> **GOAL OF THE EXERCISE**
Scan the data below. Pull out each line where "area" occurs.

> **ITEMS**
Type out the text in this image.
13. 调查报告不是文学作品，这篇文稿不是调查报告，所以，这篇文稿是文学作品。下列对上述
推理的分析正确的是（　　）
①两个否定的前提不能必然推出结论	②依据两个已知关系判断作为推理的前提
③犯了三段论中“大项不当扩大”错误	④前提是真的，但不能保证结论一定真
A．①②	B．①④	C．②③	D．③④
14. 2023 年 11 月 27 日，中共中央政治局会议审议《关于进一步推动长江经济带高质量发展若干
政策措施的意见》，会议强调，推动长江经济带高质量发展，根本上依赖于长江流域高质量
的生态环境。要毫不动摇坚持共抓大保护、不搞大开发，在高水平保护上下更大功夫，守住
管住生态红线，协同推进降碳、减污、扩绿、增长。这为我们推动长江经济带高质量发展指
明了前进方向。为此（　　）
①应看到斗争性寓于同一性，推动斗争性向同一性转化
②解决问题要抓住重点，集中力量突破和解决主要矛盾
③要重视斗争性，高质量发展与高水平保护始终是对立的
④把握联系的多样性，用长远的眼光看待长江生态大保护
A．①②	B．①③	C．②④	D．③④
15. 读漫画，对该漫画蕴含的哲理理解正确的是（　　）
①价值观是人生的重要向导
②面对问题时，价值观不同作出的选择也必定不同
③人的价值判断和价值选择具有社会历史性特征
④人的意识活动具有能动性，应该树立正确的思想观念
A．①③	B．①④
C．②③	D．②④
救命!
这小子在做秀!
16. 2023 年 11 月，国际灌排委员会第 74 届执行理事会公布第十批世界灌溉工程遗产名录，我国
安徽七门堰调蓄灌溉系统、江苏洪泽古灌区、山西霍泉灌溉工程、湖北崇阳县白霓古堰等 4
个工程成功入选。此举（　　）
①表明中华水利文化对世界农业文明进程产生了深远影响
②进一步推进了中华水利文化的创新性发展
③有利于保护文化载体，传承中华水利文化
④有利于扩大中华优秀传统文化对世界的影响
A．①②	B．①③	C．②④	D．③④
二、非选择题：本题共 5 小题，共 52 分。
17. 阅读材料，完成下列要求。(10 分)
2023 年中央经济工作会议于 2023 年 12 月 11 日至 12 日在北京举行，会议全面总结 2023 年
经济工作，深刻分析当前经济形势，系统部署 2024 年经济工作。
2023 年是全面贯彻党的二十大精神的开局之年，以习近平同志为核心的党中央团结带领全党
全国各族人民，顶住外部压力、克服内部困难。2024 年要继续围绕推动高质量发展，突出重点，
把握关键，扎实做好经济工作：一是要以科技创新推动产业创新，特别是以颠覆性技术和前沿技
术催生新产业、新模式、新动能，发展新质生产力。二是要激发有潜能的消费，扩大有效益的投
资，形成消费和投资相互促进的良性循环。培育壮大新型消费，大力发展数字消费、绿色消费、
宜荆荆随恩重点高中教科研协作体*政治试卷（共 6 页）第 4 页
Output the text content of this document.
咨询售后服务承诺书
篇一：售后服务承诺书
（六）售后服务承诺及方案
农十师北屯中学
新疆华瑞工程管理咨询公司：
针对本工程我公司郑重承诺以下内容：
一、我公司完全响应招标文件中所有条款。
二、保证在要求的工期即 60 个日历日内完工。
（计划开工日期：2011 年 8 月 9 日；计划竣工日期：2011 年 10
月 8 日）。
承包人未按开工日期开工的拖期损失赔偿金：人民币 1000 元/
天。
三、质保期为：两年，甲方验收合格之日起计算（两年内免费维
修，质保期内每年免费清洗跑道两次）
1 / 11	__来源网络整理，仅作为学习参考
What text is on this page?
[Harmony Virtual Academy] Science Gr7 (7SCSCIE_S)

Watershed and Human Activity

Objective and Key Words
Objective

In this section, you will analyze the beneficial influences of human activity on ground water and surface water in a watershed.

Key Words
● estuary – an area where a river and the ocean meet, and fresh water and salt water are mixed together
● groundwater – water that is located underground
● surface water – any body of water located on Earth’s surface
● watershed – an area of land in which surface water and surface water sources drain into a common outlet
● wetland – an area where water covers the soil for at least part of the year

> **RESULT BELOW**
● estuary – an area where a river and the ocean meet, and fresh water and salt water are mixed together
● watershed – an area of land in which surface water and surface water sources drain into a common outlet
● wetland – an area where water covers the soil for at least part of the year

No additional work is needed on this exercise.